§ Supplied passage
-*-*-

Particularly preferably, the metal powder coated according to the
invention is used for preparing water-based pyrotechnic active
compositions.
The invention is explained by the examples which follow.
EXAMPLE 1
Magnesium powder was provided with a stabilizing coating. A magnesium
powder having an average particle size of 90 to 140 .mu.m was used. 9.0 kg
of this magnesium powder were fluidized in a vacuum fluidized bed. A
solution of 3.5% of 1:2 methacrylic acid/methyl methacrylate copolymer in
acetone/methanol (12%:88%) was sprayed on. In doing this, the following
process conditions were maintained:
______________________________________
System pressure: about 250 mbar
Gas inlet temperature:
about 90.degree. C.
Spraying pressure: about 40 bar
Spraying rate: about 80 g/minute
Temperature of the about 60.degree. C.
spraying solution:
Condensation temperature:
about -35.degree. C.

-*-*-

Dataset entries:
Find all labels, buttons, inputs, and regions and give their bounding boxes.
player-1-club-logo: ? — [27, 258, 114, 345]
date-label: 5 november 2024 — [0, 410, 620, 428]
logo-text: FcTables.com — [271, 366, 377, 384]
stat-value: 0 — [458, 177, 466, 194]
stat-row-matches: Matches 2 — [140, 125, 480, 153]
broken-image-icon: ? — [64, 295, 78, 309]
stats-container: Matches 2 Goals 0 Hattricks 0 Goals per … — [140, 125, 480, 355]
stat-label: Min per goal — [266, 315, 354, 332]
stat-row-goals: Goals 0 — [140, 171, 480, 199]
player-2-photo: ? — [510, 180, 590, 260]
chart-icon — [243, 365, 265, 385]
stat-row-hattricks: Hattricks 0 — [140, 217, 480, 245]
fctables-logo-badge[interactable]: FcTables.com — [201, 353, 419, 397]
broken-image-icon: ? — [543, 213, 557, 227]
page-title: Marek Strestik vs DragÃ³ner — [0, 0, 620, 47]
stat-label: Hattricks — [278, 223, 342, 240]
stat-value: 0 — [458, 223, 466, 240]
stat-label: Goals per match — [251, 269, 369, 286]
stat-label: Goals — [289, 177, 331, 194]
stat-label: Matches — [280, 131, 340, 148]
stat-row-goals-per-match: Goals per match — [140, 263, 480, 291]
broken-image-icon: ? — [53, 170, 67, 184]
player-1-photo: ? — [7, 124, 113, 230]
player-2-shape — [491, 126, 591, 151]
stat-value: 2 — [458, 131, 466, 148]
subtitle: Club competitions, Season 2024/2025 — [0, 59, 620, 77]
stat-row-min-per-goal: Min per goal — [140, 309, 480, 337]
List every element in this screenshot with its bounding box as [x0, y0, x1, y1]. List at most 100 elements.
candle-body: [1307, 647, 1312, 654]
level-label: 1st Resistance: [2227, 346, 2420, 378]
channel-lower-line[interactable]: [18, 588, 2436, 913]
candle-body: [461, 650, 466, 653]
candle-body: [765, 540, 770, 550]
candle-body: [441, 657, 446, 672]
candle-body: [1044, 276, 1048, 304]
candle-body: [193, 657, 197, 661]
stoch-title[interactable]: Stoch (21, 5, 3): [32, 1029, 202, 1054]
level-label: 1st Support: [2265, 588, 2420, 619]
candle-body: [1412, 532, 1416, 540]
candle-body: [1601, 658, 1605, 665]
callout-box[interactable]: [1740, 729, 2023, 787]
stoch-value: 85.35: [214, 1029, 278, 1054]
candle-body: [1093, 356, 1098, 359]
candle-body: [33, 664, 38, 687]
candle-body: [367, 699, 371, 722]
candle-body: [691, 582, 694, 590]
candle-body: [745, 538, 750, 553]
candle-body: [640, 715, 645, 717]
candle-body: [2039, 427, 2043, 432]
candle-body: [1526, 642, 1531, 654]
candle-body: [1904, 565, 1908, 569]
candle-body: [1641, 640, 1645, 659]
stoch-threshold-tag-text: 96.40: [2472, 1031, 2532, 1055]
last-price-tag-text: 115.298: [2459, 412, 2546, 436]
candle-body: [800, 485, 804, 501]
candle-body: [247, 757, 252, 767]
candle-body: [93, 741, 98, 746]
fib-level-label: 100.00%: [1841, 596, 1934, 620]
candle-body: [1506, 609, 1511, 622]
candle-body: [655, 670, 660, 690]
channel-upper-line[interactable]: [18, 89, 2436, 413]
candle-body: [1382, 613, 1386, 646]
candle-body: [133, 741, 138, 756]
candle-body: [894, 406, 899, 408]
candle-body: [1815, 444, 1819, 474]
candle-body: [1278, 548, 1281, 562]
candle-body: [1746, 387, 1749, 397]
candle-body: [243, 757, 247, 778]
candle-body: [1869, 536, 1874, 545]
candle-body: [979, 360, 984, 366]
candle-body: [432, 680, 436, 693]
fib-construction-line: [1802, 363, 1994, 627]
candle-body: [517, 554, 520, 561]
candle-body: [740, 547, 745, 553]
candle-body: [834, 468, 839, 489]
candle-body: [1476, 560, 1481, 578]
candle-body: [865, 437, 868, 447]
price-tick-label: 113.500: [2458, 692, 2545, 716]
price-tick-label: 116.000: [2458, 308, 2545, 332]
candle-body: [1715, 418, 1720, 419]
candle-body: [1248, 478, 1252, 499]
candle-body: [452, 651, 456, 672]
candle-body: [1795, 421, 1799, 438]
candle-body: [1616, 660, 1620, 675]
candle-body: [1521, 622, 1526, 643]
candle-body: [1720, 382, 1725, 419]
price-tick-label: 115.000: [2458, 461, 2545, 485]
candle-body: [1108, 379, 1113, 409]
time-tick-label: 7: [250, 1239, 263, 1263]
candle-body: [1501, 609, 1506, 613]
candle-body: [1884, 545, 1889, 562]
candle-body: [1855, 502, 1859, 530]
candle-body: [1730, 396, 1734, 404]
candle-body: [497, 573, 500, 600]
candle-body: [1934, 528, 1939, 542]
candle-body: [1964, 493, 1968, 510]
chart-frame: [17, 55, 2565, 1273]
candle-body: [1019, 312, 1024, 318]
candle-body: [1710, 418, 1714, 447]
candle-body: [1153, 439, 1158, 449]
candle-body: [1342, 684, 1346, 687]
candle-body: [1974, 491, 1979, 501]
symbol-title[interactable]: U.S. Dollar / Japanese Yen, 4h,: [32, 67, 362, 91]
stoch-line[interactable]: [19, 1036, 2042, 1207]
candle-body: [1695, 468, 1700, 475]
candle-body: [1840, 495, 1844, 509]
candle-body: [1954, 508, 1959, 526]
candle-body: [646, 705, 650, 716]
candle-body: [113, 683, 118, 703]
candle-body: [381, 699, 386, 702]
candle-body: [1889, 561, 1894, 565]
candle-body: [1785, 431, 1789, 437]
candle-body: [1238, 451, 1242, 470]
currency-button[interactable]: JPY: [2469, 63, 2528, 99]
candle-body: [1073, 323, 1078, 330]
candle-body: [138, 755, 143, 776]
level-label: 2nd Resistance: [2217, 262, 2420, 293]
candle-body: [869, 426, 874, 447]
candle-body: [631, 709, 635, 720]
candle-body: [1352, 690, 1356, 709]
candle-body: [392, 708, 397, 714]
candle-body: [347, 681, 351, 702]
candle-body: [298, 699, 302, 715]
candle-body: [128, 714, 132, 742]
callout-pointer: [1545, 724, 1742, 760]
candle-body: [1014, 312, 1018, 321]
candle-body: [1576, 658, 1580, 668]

-*-*-

§ Assigned task 1
In the magnesium powder coating passage, how much magnesium powder was fluidized in the vacuum fluidized bed?
§ Assigned task 2
Pick up the magnesium powder coating passage after its last line and continue it.
The material plays no role in what you are asked to do.

§ Response box 1
9.0 kg of magnesium powder was fluidized.

§ Response box 2
______________________________________
After spraying of 2.57 kg, 5.14 kg and 7.71 kg of solution, samples were
taken without interrupting the process. This corresponded to an applied
film of 1%, 2% and 3%.
Stability tests were carried out on these samples, 300 mg in each case of
uncoated magnesium and magnesium coated with 1%, 2% and 3% being
investigated. For this purpose, the sample material was transferred into a
500 ml two-necked flask which was standing up to the attached ground joint
in a water bath thermostatically controlled at 25.degree. C. The
two-necked flask provided with a 100 ml dropping funnel was connected via
a hose connection to a thermostatically controlled burette. The latter was
in turn provided with a pressure balance vessel. Water was used as the
barrier fluid in the burette and in the pressure balance vessel. Before
the start of the measurement, the level in the burette was equalized.
After the temperature had been equalized at 25.degree. C. throughout the
apparatus, 50.0 ml of a 0.1N hydrochloric acid were rapidly added from the
dropping funnel to the sample previously introduced. The time-dependent
evolution of hydrogen was then determined by simply reading off the water
volume displaced in the burette. The result is given as the quotient
m.sub.W /m.sub.E of the hydrogen evolution m.sub.W (D.sub.25 =0.1 m/ml)
and the quantity weighed m.sub.E.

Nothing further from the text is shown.